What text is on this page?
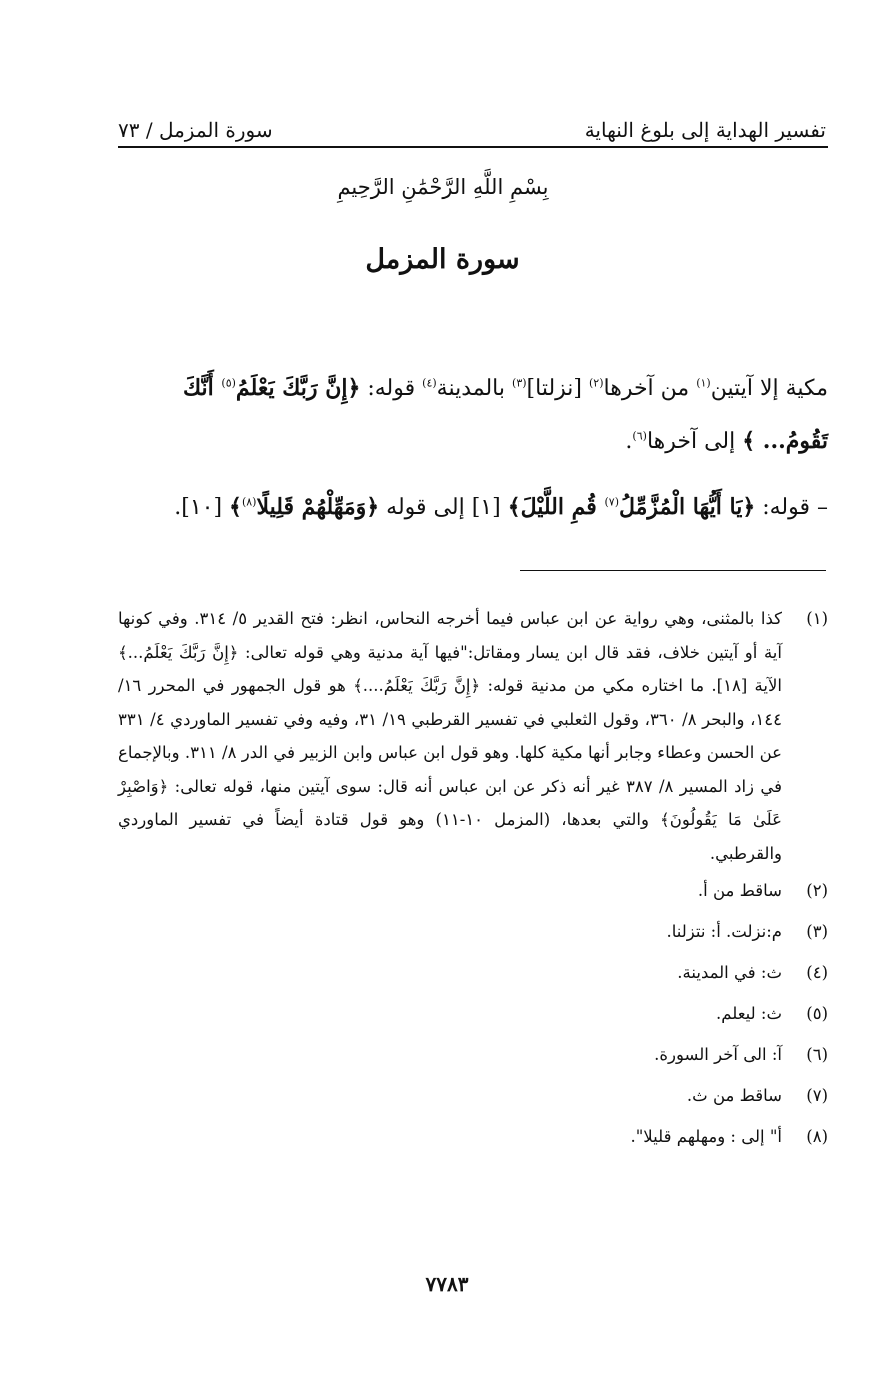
تفسير الهداية إلى بلوغ النهاية
سورة المزمل / ٧٣
بِسْمِ اللَّهِ الرَّحْمَٰنِ الرَّحِيمِ
سورة المزمل

مكية إلا آيتين$^{(١)}$ من آخرها$^{(٢)}$ [نزلتا]$^{(٣)}$ بالمدينة$^{(٤)}$ قوله: ﴿إِنَّ رَبَّكَ يَعْلَمُ$^{(٥)}$ أَنَّكَ تَقُومُ... ﴾ إلى آخرها$^{(٦)}$.

– قوله: ﴿يَا أَيُّهَا الْمُزَّمِّلُ$^{(٧)}$ قُمِ اللَّيْلَ﴾ [١] إلى قوله ﴿وَمَهِّلْهُمْ قَلِيلًا$^{(٨)}$﴾ [١٠].
(١)
كذا بالمثنى، وهي رواية عن ابن عباس فيما أخرجه النحاس، انظر: فتح القدير ٥/ ٣١٤. وفي كونها آية أو آيتين خلاف، فقد قال ابن يسار ومقاتل:"فيها آية مدنية وهي قوله تعالى: ﴿إِنَّ رَبَّكَ يَعْلَمُ...﴾ الآية [١٨]. ما اختاره مكي من مدنية قوله: ﴿إِنَّ رَبَّكَ يَعْلَمُ....﴾ هو قول الجمهور في المحرر ١٦/ ١٤٤، والبحر ٨/ ٣٦٠، وقول الثعلبي في تفسير القرطبي ١٩/ ٣١، وفيه وفي تفسير الماوردي ٤/ ٣٣١ عن الحسن وعطاء وجابر أنها مكية كلها. وهو قول ابن عباس وابن الزبير في الدر ٨/ ٣١١. وبالإجماع في زاد المسير ٨/ ٣٨٧ غير أنه ذكر عن ابن عباس أنه قال: سوى آيتين منها، قوله تعالى: ﴿وَاصْبِرْ عَلَىٰ مَا يَقُولُونَ﴾ والتي بعدها، (المزمل ١٠-١١) وهو قول قتادة أيضاً في تفسير الماوردي والقرطبي.
(٢)
ساقط من أ.
(٣)
م:نزلت. أ: نتزلنا.
(٤)
ث: في المدينة.
(٥)
ث: ليعلم.
(٦)
آ: الى آخر السورة.
(٧)
ساقط من ث.
(٨)
أ" إلى : ومهلهم قليلا".
٧٧٨٣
========================================
▶ _Written instruction_:
Without the pictures, repeat all the records word for word.

▶ _Output for this task_:
What text is on this page?
تفسير الهداية إلى بلوغ النهاية
سورة المزمل / ٧٣
بِسْمِ اللَّهِ الرَّحْمَٰنِ الرَّحِيمِ
سورة المزمل

مكية إلا آيتين$^{(١)}$ من آخرها$^{(٢)}$ [نزلتا]$^{(٣)}$ بالمدينة$^{(٤)}$ قوله: ﴿إِنَّ رَبَّكَ يَعْلَمُ$^{(٥)}$ أَنَّكَ تَقُومُ... ﴾ إلى آخرها$^{(٦)}$.

– قوله: ﴿يَا أَيُّهَا الْمُزَّمِّلُ$^{(٧)}$ قُمِ اللَّيْلَ﴾ [١] إلى قوله ﴿وَمَهِّلْهُمْ قَلِيلًا$^{(٨)}$﴾ [١٠].
(١)
كذا بالمثنى، وهي رواية عن ابن عباس فيما أخرجه النحاس، انظر: فتح القدير ٥/ ٣١٤. وفي كونها آية أو آيتين خلاف، فقد قال ابن يسار ومقاتل:"فيها آية مدنية وهي قوله تعالى: ﴿إِنَّ رَبَّكَ يَعْلَمُ...﴾ الآية [١٨]. ما اختاره مكي من مدنية قوله: ﴿إِنَّ رَبَّكَ يَعْلَمُ....﴾ هو قول الجمهور في المحرر ١٦/ ١٤٤، والبحر ٨/ ٣٦٠، وقول الثعلبي في تفسير القرطبي ١٩/ ٣١، وفيه وفي تفسير الماوردي ٤/ ٣٣١ عن الحسن وعطاء وجابر أنها مكية كلها. وهو قول ابن عباس وابن الزبير في الدر ٨/ ٣١١. وبالإجماع في زاد المسير ٨/ ٣٨٧ غير أنه ذكر عن ابن عباس أنه قال: سوى آيتين منها، قوله تعالى: ﴿وَاصْبِرْ عَلَىٰ مَا يَقُولُونَ﴾ والتي بعدها، (المزمل ١٠-١١) وهو قول قتادة أيضاً في تفسير الماوردي والقرطبي.
(٢)
ساقط من أ.
(٣)
م:نزلت. أ: نتزلنا.
(٤)
ث: في المدينة.
(٥)
ث: ليعلم.
(٦)
آ: الى آخر السورة.
(٧)
ساقط من ث.
(٨)
أ" إلى : ومهلهم قليلا".
٧٧٨٣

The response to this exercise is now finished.